Element position data
--*--

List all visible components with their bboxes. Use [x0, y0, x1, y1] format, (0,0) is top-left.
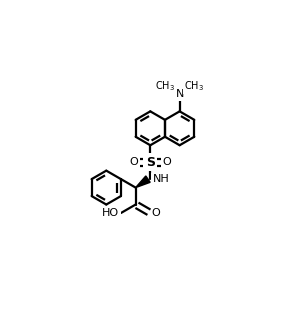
Text: N: N: [176, 90, 184, 100]
Text: O: O: [162, 157, 171, 167]
Text: O: O: [152, 208, 160, 218]
Polygon shape: [136, 176, 150, 188]
Text: CH$_3$: CH$_3$: [184, 79, 204, 93]
Text: HO: HO: [102, 208, 119, 218]
Text: NH: NH: [152, 174, 169, 184]
Text: O: O: [130, 157, 139, 167]
Text: S: S: [146, 156, 155, 169]
Text: CH$_3$: CH$_3$: [155, 79, 175, 93]
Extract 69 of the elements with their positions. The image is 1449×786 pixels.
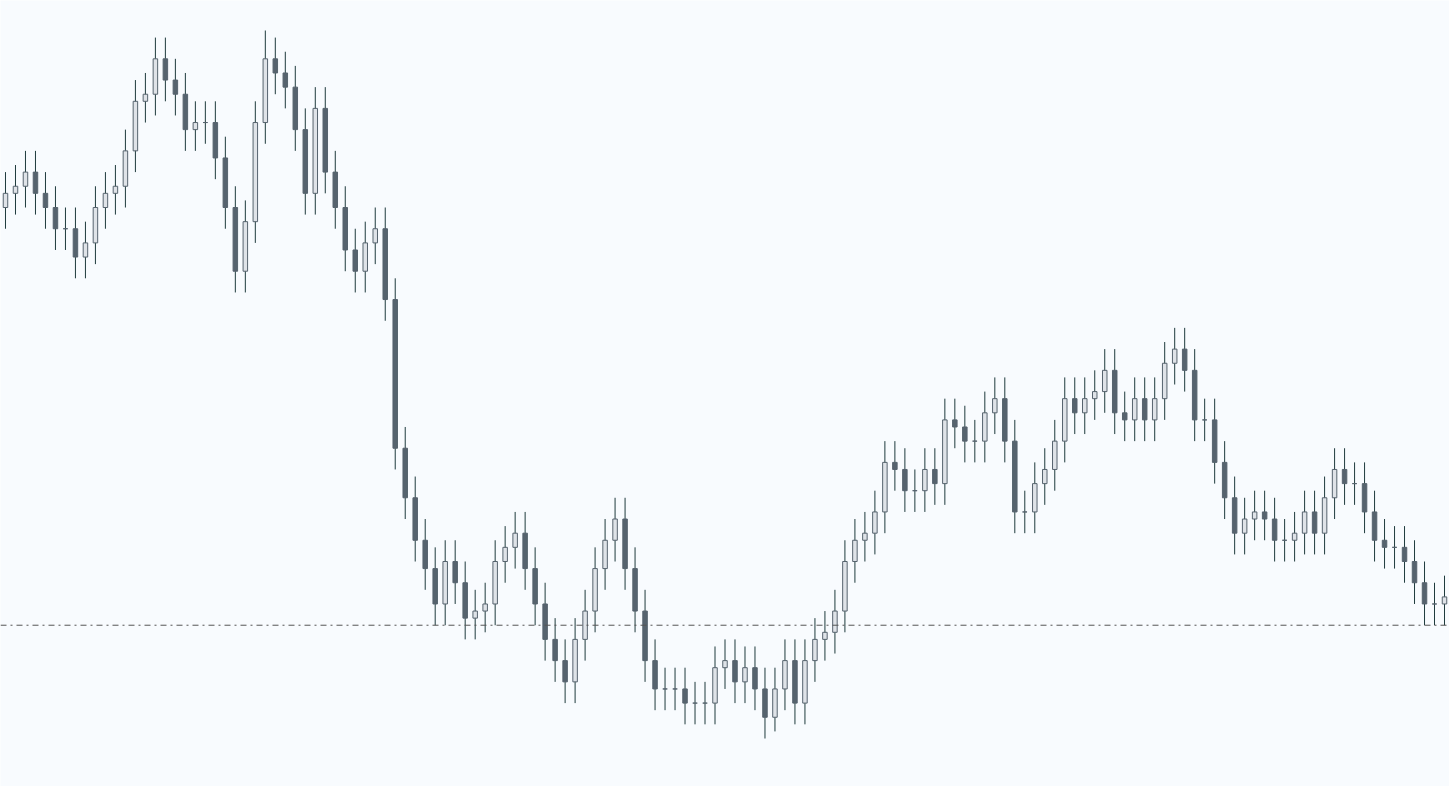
candlestick (1251, 490, 1258, 541)
candlestick (282, 51, 289, 109)
candlestick (1411, 539, 1418, 605)
candlestick (112, 164, 119, 216)
candlestick (372, 207, 378, 265)
candlestick (1141, 376, 1148, 442)
candlestick (22, 150, 29, 208)
candlestick (1301, 490, 1308, 555)
candlestick (1441, 575, 1448, 626)
candlestick (472, 589, 478, 640)
candlestick (192, 100, 199, 152)
candlestick (142, 72, 149, 124)
candlestick (1092, 369, 1098, 421)
candlestick (1341, 447, 1348, 506)
candlestick (2, 171, 9, 230)
candlestick (1072, 376, 1078, 435)
candlestick (1131, 376, 1138, 442)
candlestick (952, 398, 958, 449)
candlestick (902, 447, 908, 513)
candlestick (682, 667, 688, 725)
candlestick (992, 376, 998, 435)
candlestick (922, 447, 928, 513)
candlestick (862, 511, 868, 562)
candlestick (1201, 398, 1208, 442)
candlestick (732, 638, 738, 704)
candlestick (1181, 327, 1188, 393)
candlestick (1271, 497, 1278, 562)
candlestick (872, 490, 878, 555)
candlestick (1401, 525, 1408, 584)
candlestick (1171, 327, 1178, 385)
candlestick (272, 37, 279, 95)
candlestick (1381, 518, 1388, 570)
candlestick (1042, 447, 1048, 506)
candlestick (42, 171, 49, 230)
candlestick (172, 58, 179, 116)
candlestick (822, 610, 828, 662)
candlestick (962, 405, 968, 463)
candlestick (1311, 490, 1318, 555)
candlestick (932, 447, 938, 506)
candlestick (82, 221, 89, 279)
candlestick (1101, 348, 1108, 414)
candlestick (512, 511, 518, 570)
candlestick (612, 497, 618, 562)
candlestick (562, 638, 568, 704)
candlestick (482, 582, 488, 633)
candlestick (452, 539, 458, 605)
candlestick (1291, 511, 1298, 562)
candlestick (812, 617, 818, 683)
candlestick (1421, 561, 1428, 626)
candlestick (1241, 497, 1248, 555)
candlestick (12, 164, 19, 216)
candlestick (352, 228, 358, 293)
candlestick (722, 638, 728, 690)
candlestick (162, 37, 169, 102)
candlestick (1121, 391, 1128, 442)
candlestick (892, 440, 898, 492)
candlestick (52, 185, 59, 251)
candlestick (832, 589, 838, 655)
candlestick (552, 617, 558, 683)
candlestick (1082, 376, 1088, 435)
candlestick (502, 525, 508, 584)
candlestick (102, 171, 109, 230)
candlestick (1151, 376, 1158, 442)
candlestick (1261, 490, 1268, 541)
candlestick (752, 645, 758, 711)
candlestick (32, 150, 39, 216)
candlestick (1431, 582, 1438, 626)
candlestick (852, 518, 858, 584)
candlestick (742, 645, 748, 704)
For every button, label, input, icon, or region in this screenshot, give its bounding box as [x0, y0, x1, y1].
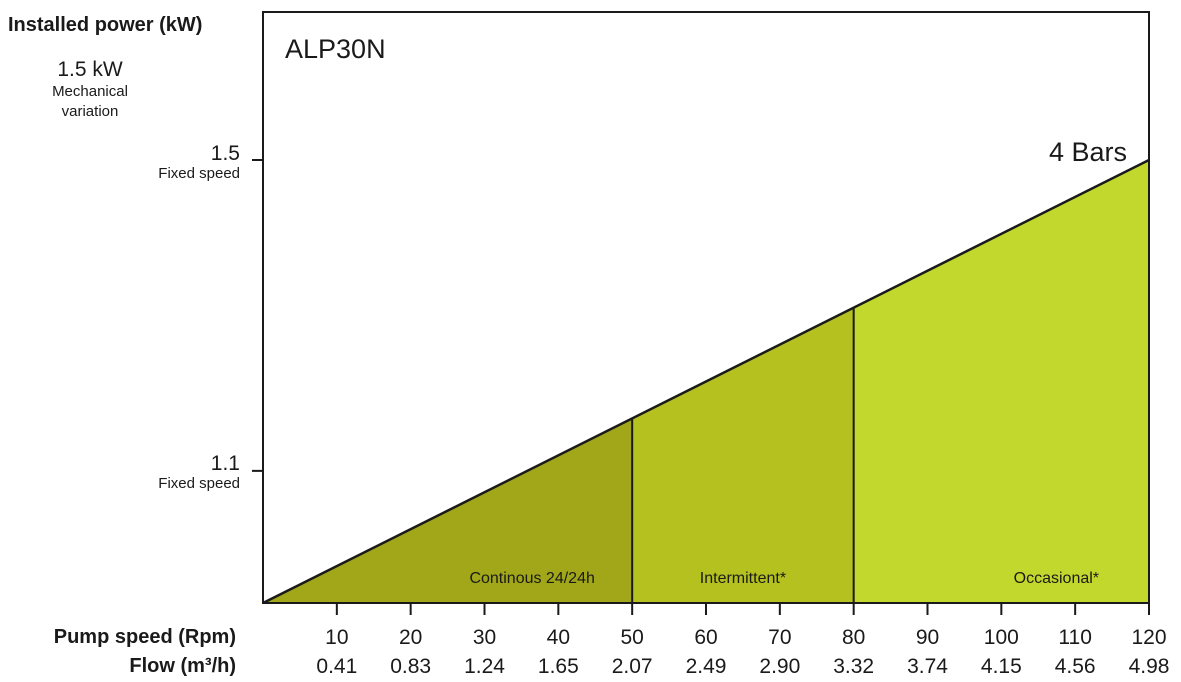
y-tick-label-1-5: 1.5 Fixed speed	[158, 143, 240, 183]
x-tick-label-flow: 4.98	[1129, 655, 1170, 678]
x-tick-label-flow: 4.15	[981, 655, 1022, 678]
x-tick-label-flow: 2.90	[759, 655, 800, 678]
x-tick-label-rpm: 40	[547, 626, 570, 649]
x-tick-label-rpm: 10	[325, 626, 348, 649]
x-tick-label-rpm: 30	[473, 626, 496, 649]
x-tick-label-flow: 0.83	[390, 655, 431, 678]
x-tick-label-rpm: 120	[1131, 626, 1166, 649]
series-line-4-bars	[262, 158, 1150, 605]
series-label-4-bars: 4 Bars	[1049, 137, 1127, 167]
x-axis-title-rpm: Pump speed (Rpm)	[53, 626, 236, 648]
x-tick-label-rpm: 100	[984, 626, 1019, 649]
x-tick-label-flow: 2.49	[686, 655, 727, 678]
x-tick-label-rpm: 20	[399, 626, 422, 649]
x-tick-label-rpm: 60	[694, 626, 717, 649]
y-tick-sub: Fixed speed	[158, 165, 240, 182]
region-1	[632, 307, 854, 603]
region-label-0: Continous 24/24h	[469, 570, 594, 587]
x-tick-label-rpm: 110	[1058, 626, 1091, 649]
y-tick-sub: Fixed speed	[158, 475, 240, 492]
x-tick-label-flow: 3.74	[907, 655, 948, 678]
region-2	[853, 160, 1149, 603]
x-tick-label-rpm: 70	[768, 626, 791, 649]
variation-label-line2: variation	[61, 103, 119, 120]
y-tick-value: 1.1	[210, 452, 240, 475]
x-tick-label-rpm: 90	[916, 626, 939, 649]
x-tick-label-rpm: 50	[620, 626, 643, 649]
x-tick-label-flow: 2.07	[612, 655, 653, 678]
x-tick-label-flow: 1.65	[538, 655, 579, 678]
variation-value: 1.5 kW	[57, 58, 123, 81]
y-tick-value: 1.5	[210, 142, 240, 165]
region-label-2: Occasional*	[1014, 570, 1099, 587]
variation-label-line1: Mechanical	[52, 83, 128, 100]
x-tick-label-flow: 3.32	[833, 655, 874, 678]
chart-title: ALP30N	[285, 34, 386, 64]
region-label-1: Intermittent*	[700, 570, 786, 587]
x-tick-label-flow: 0.41	[316, 655, 357, 678]
x-tick-label-flow: 4.56	[1055, 655, 1096, 678]
y-tick-label-1-1: 1.1 Fixed speed	[158, 453, 240, 493]
mechanical-variation-label: 1.5 kW Mechanical variation	[30, 58, 150, 122]
x-tick-label-flow: 1.24	[464, 655, 505, 678]
y-axis-title: Installed power (kW)	[8, 14, 203, 36]
x-tick-label-rpm: 80	[842, 626, 865, 649]
x-axis-title-flow: Flow (m³/h)	[129, 655, 236, 677]
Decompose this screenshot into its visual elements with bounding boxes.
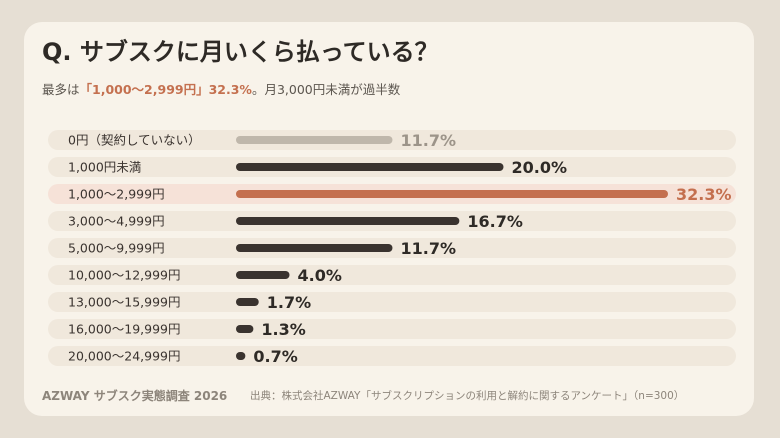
category-label: 10,000〜12,999円 xyxy=(68,268,180,283)
value-label: 20.0% xyxy=(511,158,567,177)
category-label: 16,000〜19,999円 xyxy=(68,322,180,337)
bar-chart: 0円（契約していない） 11.7% 1,000円未満 20.0% 1,000〜2,999… xyxy=(24,0,754,438)
value-label: 1.3% xyxy=(261,320,305,339)
bar xyxy=(236,244,393,252)
footer-source: 出典：株式会社AZWAY「サブスクリプションの利用と解約に関するアンケート」（n… xyxy=(250,390,685,402)
category-label: 13,000〜15,999円 xyxy=(68,295,180,310)
chart-title: Q. サブスクに月いくら払っている？ xyxy=(42,38,439,66)
footer-brand: AZWAY サブスク実態調査 2026 xyxy=(42,389,228,403)
category-label: 20,000〜24,999円 xyxy=(68,349,180,364)
bar xyxy=(236,298,259,306)
category-label: 1,000円未満 xyxy=(68,160,141,175)
value-label: 1.7% xyxy=(267,293,311,312)
value-label: 32.3% xyxy=(676,185,732,204)
bar-track xyxy=(48,265,736,285)
bar-track xyxy=(48,292,736,312)
bar-chart-svg: 0円（契約していない） 11.7% 1,000円未満 20.0% 1,000〜2,999… xyxy=(48,130,736,366)
bar xyxy=(236,352,246,360)
subtitle-suffix: 。月3,000円未満が過半数 xyxy=(251,82,401,97)
value-label: 0.7% xyxy=(253,347,297,366)
bar xyxy=(236,163,504,171)
value-label: 11.7% xyxy=(400,131,456,150)
bar xyxy=(236,190,668,198)
subtitle-highlight: 「1,000〜2,999円」32.3% xyxy=(79,82,252,97)
value-label: 11.7% xyxy=(400,239,456,258)
category-label: 0円（契約していない） xyxy=(68,133,201,148)
bar xyxy=(236,136,393,144)
category-label: 5,000〜9,999円 xyxy=(68,241,165,256)
value-label: 4.0% xyxy=(297,266,341,285)
chart-subtitle: 最多は「1,000〜2,999円」32.3%。月3,000円未満が過半数 xyxy=(42,79,400,98)
value-label: 16.7% xyxy=(467,212,523,231)
bar-track xyxy=(48,319,736,339)
bar-track xyxy=(48,346,736,366)
category-label: 3,000〜4,999円 xyxy=(68,214,165,229)
category-label: 1,000〜2,999円 xyxy=(68,187,165,202)
bar xyxy=(236,271,290,279)
bar xyxy=(236,325,254,333)
bar xyxy=(236,217,460,225)
subtitle-prefix: 最多は xyxy=(42,82,80,97)
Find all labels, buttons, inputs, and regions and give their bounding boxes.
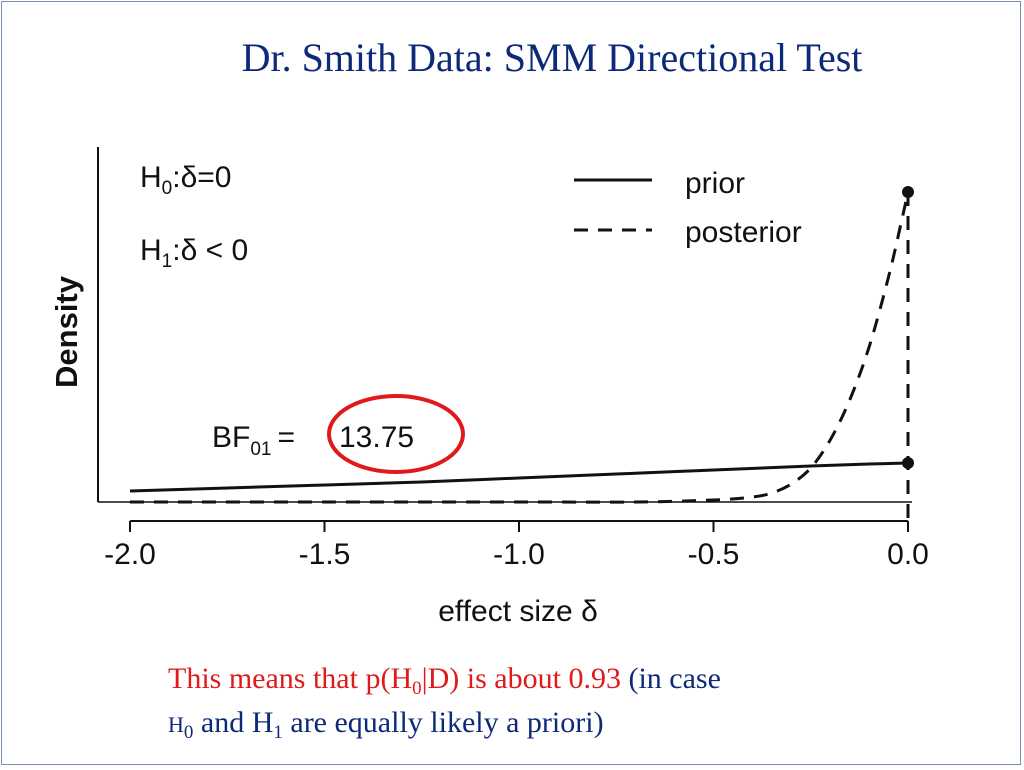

--*--

GOAL
Please duplicate everything in the records from the line containing "category-label: 10,000〜12,999円 xyxy=(68,268,180,283)" down to the line containing "bar-track xyxy=(48,265,736,285)", including both of those lines.

ANSWER TO THIS TASK
category-label: 10,000〜12,999円 xyxy=(68,268,180,283)
value-label: 20.0% xyxy=(511,158,567,177)
category-label: 16,000〜19,999円 xyxy=(68,322,180,337)
bar-chart: 0円（契約していない） 11.7% 1,000円未満 20.0% 1,000〜2,999… xyxy=(24,0,754,438)
value-label: 1.3% xyxy=(261,320,305,339)
bar xyxy=(236,244,393,252)
footer-source: 出典：株式会社AZWAY「サブスクリプションの利用と解約に関するアンケート」（n… xyxy=(250,390,685,402)
category-label: 13,000〜15,999円 xyxy=(68,295,180,310)
chart-title: Q. サブスクに月いくら払っている？ xyxy=(42,38,439,66)
footer-brand: AZWAY サブスク実態調査 2026 xyxy=(42,389,228,403)
category-label: 20,000〜24,999円 xyxy=(68,349,180,364)
bar xyxy=(236,298,259,306)
category-label: 1,000円未満 xyxy=(68,160,141,175)
value-label: 1.7% xyxy=(267,293,311,312)
value-label: 32.3% xyxy=(676,185,732,204)
bar-track xyxy=(48,265,736,285)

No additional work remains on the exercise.